What is needed: Reproduce all the entries precisely.

* BEGIN Data shown *

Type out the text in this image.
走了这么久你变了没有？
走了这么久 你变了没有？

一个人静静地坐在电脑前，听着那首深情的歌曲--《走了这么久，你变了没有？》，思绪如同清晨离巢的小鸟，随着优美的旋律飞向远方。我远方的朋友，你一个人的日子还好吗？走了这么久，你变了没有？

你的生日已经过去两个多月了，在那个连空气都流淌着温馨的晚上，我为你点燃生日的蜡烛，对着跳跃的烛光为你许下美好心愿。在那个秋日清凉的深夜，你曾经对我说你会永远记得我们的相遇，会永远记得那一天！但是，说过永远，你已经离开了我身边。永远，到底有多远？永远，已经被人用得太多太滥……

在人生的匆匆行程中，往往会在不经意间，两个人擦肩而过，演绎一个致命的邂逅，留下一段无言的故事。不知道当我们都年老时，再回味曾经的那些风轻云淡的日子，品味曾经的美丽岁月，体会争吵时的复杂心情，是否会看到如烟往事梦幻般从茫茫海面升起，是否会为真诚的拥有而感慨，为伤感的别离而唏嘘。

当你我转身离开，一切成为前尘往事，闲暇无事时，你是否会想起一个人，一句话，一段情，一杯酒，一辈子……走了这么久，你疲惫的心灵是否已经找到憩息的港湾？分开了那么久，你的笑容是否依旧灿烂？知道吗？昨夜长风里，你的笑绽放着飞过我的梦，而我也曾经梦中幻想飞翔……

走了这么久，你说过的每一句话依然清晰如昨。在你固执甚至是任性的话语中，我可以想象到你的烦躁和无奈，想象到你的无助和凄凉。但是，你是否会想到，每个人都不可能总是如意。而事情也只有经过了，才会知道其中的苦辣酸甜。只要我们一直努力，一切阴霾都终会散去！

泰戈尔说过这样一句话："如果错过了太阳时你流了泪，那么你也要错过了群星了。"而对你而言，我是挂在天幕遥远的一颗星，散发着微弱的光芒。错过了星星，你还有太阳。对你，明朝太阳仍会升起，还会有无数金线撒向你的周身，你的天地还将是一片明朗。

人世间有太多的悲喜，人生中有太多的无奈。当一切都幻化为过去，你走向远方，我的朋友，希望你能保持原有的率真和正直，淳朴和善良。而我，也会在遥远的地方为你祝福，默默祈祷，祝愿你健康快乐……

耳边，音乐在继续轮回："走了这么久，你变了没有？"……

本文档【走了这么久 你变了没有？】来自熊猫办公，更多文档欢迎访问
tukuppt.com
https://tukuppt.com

* END Data shown *

Result of this task:
Type out the text in this image.
走了这么久你变了没有？
走了这么久 你变了没有？

一个人静静地坐在电脑前，听着那首深情的歌曲--《走了这么久，你变了没有？》，思绪如同清晨离巢的小鸟，随着优美的旋律飞向远方。我远方的朋友，你一个人的日子还好吗？走了这么久，你变了没有？

你的生日已经过去两个多月了，在那个连空气都流淌着温馨的晚上，我为你点燃生日的蜡烛，对着跳跃的烛光为你许下美好心愿。在那个秋日清凉的深夜，你曾经对我说你会永远记得我们的相遇，会永远记得那一天！但是，说过永远，你已经离开了我身边。永远，到底有多远？永远，已经被人用得太多太滥……

在人生的匆匆行程中，往往会在不经意间，两个人擦肩而过，演绎一个致命的邂逅，留下一段无言的故事。不知道当我们都年老时，再回味曾经的那些风轻云淡的日子，品味曾经的美丽岁月，体会争吵时的复杂心情，是否会看到如烟往事梦幻般从茫茫海面升起，是否会为真诚的拥有而感慨，为伤感的别离而唏嘘。

当你我转身离开，一切成为前尘往事，闲暇无事时，你是否会想起一个人，一句话，一段情，一杯酒，一辈子……走了这么久，你疲惫的心灵是否已经找到憩息的港湾？分开了那么久，你的笑容是否依旧灿烂？知道吗？昨夜长风里，你的笑绽放着飞过我的梦，而我也曾经梦中幻想飞翔……

走了这么久，你说过的每一句话依然清晰如昨。在你固执甚至是任性的话语中，我可以想象到你的烦躁和无奈，想象到你的无助和凄凉。但是，你是否会想到，每个人都不可能总是如意。而事情也只有经过了，才会知道其中的苦辣酸甜。只要我们一直努力，一切阴霾都终会散去！

泰戈尔说过这样一句话："如果错过了太阳时你流了泪，那么你也要错过了群星了。"而对你而言，我是挂在天幕遥远的一颗星，散发着微弱的光芒。错过了星星，你还有太阳。对你，明朝太阳仍会升起，还会有无数金线撒向你的周身，你的天地还将是一片明朗。

人世间有太多的悲喜，人生中有太多的无奈。当一切都幻化为过去，你走向远方，我的朋友，希望你能保持原有的率真和正直，淳朴和善良。而我，也会在遥远的地方为你祝福，默默祈祷，祝愿你健康快乐……

耳边，音乐在继续轮回："走了这么久，你变了没有？"……

本文档【走了这么久 你变了没有？】来自熊猫办公，更多文档欢迎访问
tukuppt.com
https://tukuppt.com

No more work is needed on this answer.